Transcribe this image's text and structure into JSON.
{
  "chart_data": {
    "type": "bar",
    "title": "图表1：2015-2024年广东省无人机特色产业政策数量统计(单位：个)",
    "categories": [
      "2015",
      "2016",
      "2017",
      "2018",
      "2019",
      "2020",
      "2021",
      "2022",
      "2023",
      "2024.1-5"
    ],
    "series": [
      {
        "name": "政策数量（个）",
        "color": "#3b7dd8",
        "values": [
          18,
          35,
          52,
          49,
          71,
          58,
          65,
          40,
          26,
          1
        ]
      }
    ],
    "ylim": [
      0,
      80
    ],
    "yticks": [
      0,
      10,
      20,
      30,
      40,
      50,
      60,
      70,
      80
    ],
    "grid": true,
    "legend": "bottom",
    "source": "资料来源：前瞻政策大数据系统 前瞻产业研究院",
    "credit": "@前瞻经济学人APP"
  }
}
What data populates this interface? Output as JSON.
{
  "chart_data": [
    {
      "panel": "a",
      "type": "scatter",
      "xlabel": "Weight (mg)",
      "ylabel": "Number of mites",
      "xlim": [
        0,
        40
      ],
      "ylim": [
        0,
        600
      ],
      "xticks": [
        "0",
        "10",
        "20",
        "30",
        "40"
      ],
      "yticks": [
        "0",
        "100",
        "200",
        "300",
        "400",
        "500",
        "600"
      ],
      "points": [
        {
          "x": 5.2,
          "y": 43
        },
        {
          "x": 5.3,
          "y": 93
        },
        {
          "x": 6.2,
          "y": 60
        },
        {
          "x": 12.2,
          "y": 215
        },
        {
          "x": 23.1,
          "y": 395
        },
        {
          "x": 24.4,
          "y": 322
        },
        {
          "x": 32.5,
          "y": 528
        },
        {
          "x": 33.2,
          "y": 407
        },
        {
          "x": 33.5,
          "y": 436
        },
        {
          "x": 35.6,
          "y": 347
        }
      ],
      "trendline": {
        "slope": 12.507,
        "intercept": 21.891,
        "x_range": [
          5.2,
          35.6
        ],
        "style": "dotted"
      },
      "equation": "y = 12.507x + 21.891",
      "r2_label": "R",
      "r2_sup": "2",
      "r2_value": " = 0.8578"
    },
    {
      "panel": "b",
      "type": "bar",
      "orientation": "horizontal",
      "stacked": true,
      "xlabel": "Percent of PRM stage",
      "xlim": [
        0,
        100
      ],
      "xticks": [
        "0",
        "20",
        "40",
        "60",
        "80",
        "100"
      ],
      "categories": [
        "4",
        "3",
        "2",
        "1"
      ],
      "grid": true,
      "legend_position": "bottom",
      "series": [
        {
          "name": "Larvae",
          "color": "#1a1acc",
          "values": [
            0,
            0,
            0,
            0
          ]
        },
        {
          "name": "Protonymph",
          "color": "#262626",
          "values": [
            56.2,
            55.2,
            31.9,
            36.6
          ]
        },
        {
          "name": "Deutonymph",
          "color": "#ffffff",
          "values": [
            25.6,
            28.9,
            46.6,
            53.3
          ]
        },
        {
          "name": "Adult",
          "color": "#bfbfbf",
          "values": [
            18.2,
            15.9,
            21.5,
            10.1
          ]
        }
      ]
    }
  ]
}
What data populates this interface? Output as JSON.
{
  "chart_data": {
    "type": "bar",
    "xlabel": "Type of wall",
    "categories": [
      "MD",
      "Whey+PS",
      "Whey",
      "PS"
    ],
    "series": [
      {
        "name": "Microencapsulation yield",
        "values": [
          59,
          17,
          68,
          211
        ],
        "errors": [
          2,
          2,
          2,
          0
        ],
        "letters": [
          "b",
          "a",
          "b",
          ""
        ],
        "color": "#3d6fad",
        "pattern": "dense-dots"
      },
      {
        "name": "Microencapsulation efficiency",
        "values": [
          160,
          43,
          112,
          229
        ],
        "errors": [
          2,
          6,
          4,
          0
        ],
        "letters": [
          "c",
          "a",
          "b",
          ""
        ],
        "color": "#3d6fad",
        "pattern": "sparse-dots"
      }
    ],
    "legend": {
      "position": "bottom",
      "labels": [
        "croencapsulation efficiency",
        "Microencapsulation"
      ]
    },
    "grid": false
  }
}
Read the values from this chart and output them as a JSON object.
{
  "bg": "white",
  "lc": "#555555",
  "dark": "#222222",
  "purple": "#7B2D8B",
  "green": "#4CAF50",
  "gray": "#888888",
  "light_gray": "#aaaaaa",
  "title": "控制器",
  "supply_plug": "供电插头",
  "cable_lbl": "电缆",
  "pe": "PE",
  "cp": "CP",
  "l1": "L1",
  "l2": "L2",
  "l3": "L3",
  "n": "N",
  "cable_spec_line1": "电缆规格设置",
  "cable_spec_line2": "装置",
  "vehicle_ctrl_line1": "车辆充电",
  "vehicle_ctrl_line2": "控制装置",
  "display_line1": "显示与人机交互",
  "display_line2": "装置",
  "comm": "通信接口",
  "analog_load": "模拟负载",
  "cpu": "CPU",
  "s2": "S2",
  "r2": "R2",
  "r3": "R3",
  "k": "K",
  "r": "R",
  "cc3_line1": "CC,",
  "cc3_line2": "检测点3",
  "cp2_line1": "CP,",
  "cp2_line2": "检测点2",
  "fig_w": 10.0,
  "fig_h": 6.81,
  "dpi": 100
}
......
Take the lines above and print them exactly.

Transcribe this image's text and structure into JSON.
{
  "chart_data": {
    "type": "bar",
    "title": "图表1：2015-2024年广东省无人机特色产业政策数量统计(单位：个)",
    "categories": [
      "2015",
      "2016",
      "2017",
      "2018",
      "2019",
      "2020",
      "2021",
      "2022",
      "2023",
      "2024.1-5"
    ],
    "series": [
      {
        "name": "政策数量（个）",
        "color": "#3b7dd8",
        "values": [
          18,
          35,
          52,
          49,
          71,
          58,
          65,
          40,
          26,
          1
        ]
      }
    ],
    "ylim": [
      0,
      80
    ],
    "yticks": [
      0,
      10,
      20,
      30,
      40,
      50,
      60,
      70,
      80
    ],
    "grid": true,
    "legend": "bottom",
    "source": "资料来源：前瞻政策大数据系统 前瞻产业研究院",
    "credit": "@前瞻经济学人APP"
  }
}
What data populates this interface? Output as JSON.
{
  "chart_data": [
    {
      "panel": "a",
      "type": "scatter",
      "xlabel": "Weight (mg)",
      "ylabel": "Number of mites",
      "xlim": [
        0,
        40
      ],
      "ylim": [
        0,
        600
      ],
      "xticks": [
        "0",
        "10",
        "20",
        "30",
        "40"
      ],
      "yticks": [
        "0",
        "100",
        "200",
        "300",
        "400",
        "500",
        "600"
      ],
      "points": [
        {
          "x": 5.2,
          "y": 43
        },
        {
          "x": 5.3,
          "y": 93
        },
        {
          "x": 6.2,
          "y": 60
        },
        {
          "x": 12.2,
          "y": 215
        },
        {
          "x": 23.1,
          "y": 395
        },
        {
          "x": 24.4,
          "y": 322
        },
        {
          "x": 32.5,
          "y": 528
        },
        {
          "x": 33.2,
          "y": 407
        },
        {
          "x": 33.5,
          "y": 436
        },
        {
          "x": 35.6,
          "y": 347
        }
      ],
      "trendline": {
        "slope": 12.507,
        "intercept": 21.891,
        "x_range": [
          5.2,
          35.6
        ],
        "style": "dotted"
      },
      "equation": "y = 12.507x + 21.891",
      "r2_label": "R",
      "r2_sup": "2",
      "r2_value": " = 0.8578"
    },
    {
      "panel": "b",
      "type": "bar",
      "orientation": "horizontal",
      "stacked": true,
      "xlabel": "Percent of PRM stage",
      "xlim": [
        0,
        100
      ],
      "xticks": [
        "0",
        "20",
        "40",
        "60",
        "80",
        "100"
      ],
      "categories": [
        "4",
        "3",
        "2",
        "1"
      ],
      "grid": true,
      "legend_position": "bottom",
      "series": [
        {
          "name": "Larvae",
          "color": "#1a1acc",
          "values": [
            0,
            0,
            0,
            0
          ]
        },
        {
          "name": "Protonymph",
          "color": "#262626",
          "values": [
            56.2,
            55.2,
            31.9,
            36.6
          ]
        },
        {
          "name": "Deutonymph",
          "color": "#ffffff",
          "values": [
            25.6,
            28.9,
            46.6,
            53.3
          ]
        },
        {
          "name": "Adult",
          "color": "#bfbfbf",
          "values": [
            18.2,
            15.9,
            21.5,
            10.1
          ]
        }
      ]
    }
  ]
}
What data populates this interface? Output as JSON.
{
  "chart_data": {
    "type": "bar",
    "xlabel": "Type of wall",
    "categories": [
      "MD",
      "Whey+PS",
      "Whey",
      "PS"
    ],
    "series": [
      {
        "name": "Microencapsulation yield",
        "values": [
          59,
          17,
          68,
          211
        ],
        "errors": [
          2,
          2,
          2,
          0
        ],
        "letters": [
          "b",
          "a",
          "b",
          ""
        ],
        "color": "#3d6fad",
        "pattern": "dense-dots"
      },
      {
        "name": "Microencapsulation efficiency",
        "values": [
          160,
          43,
          112,
          229
        ],
        "errors": [
          2,
          6,
          4,
          0
        ],
        "letters": [
          "c",
          "a",
          "b",
          ""
        ],
        "color": "#3d6fad",
        "pattern": "sparse-dots"
      }
    ],
    "legend": {
      "position": "bottom",
      "labels": [
        "croencapsulation efficiency",
        "Microencapsulation"
      ]
    },
    "grid": false
  }
}
Read the values from this chart and output them as a JSON object.
{
  "bg": "white",
  "lc": "#555555",
  "dark": "#222222",
  "purple": "#7B2D8B",
  "green": "#4CAF50",
  "gray": "#888888",
  "light_gray": "#aaaaaa",
  "title": "控制器",
  "supply_plug": "供电插头",
  "cable_lbl": "电缆",
  "pe": "PE",
  "cp": "CP",
  "l1": "L1",
  "l2": "L2",
  "l3": "L3",
  "n": "N",
  "cable_spec_line1": "电缆规格设置",
  "cable_spec_line2": "装置",
  "vehicle_ctrl_line1": "车辆充电",
  "vehicle_ctrl_line2": "控制装置",
  "display_line1": "显示与人机交互",
  "display_line2": "装置",
  "comm": "通信接口",
  "analog_load": "模拟负载",
  "cpu": "CPU",
  "s2": "S2",
  "r2": "R2",
  "r3": "R3",
  "k": "K",
  "r": "R",
  "cc3_line1": "CC,",
  "cc3_line2": "检测点3",
  "cp2_line1": "CP,",
  "cp2_line2": "检测点2",
  "fig_w": 10.0,
  "fig_h": 6.81,
  "dpi": 100
}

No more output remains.